### DATA FOR PROCESSING
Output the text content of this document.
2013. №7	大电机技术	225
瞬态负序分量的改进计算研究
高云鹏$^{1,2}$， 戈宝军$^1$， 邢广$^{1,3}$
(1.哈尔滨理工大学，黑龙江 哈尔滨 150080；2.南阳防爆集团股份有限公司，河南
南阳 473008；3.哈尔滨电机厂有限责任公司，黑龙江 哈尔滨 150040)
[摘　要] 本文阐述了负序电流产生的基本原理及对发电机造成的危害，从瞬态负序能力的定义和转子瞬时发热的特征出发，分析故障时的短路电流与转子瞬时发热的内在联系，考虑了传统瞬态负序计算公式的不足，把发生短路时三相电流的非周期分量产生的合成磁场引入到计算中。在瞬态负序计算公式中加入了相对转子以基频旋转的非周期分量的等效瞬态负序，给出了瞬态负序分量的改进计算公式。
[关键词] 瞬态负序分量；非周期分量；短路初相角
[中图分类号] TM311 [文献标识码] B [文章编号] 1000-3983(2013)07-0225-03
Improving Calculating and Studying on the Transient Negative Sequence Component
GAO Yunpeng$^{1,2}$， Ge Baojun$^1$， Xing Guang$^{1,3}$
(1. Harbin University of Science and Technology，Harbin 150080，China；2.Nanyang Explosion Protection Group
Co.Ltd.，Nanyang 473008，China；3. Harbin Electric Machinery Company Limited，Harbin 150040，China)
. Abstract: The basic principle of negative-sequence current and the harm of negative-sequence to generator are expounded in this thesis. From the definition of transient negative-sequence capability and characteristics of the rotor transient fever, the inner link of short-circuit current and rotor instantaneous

### EXERCISE DESCRIPTION
Give back the whole listing, word for word.

### RIGHT ANSWER
Output the text content of this document.
2013. №7	大电机技术	225
瞬态负序分量的改进计算研究
高云鹏$^{1,2}$， 戈宝军$^1$， 邢广$^{1,3}$
(1.哈尔滨理工大学，黑龙江 哈尔滨 150080；2.南阳防爆集团股份有限公司，河南
南阳 473008；3.哈尔滨电机厂有限责任公司，黑龙江 哈尔滨 150040)
[摘　要] 本文阐述了负序电流产生的基本原理及对发电机造成的危害，从瞬态负序能力的定义和转子瞬时发热的特征出发，分析故障时的短路电流与转子瞬时发热的内在联系，考虑了传统瞬态负序计算公式的不足，把发生短路时三相电流的非周期分量产生的合成磁场引入到计算中。在瞬态负序计算公式中加入了相对转子以基频旋转的非周期分量的等效瞬态负序，给出了瞬态负序分量的改进计算公式。
[关键词] 瞬态负序分量；非周期分量；短路初相角
[中图分类号] TM311 [文献标识码] B [文章编号] 1000-3983(2013)07-0225-03
Improving Calculating and Studying on the Transient Negative Sequence Component
GAO Yunpeng$^{1,2}$， Ge Baojun$^1$， Xing Guang$^{1,3}$
(1. Harbin University of Science and Technology，Harbin 150080，China；2.Nanyang Explosion Protection Group
Co.Ltd.，Nanyang 473008，China；3. Harbin Electric Machinery Company Limited，Harbin 150040，China)
. Abstract: The basic principle of negative-sequence current and the harm of negative-sequence to generator are expounded in this thesis. From the definition of transient negative-sequence capability and characteristics of the rotor transient fever, the inner link of short-circuit current and rotor instantaneous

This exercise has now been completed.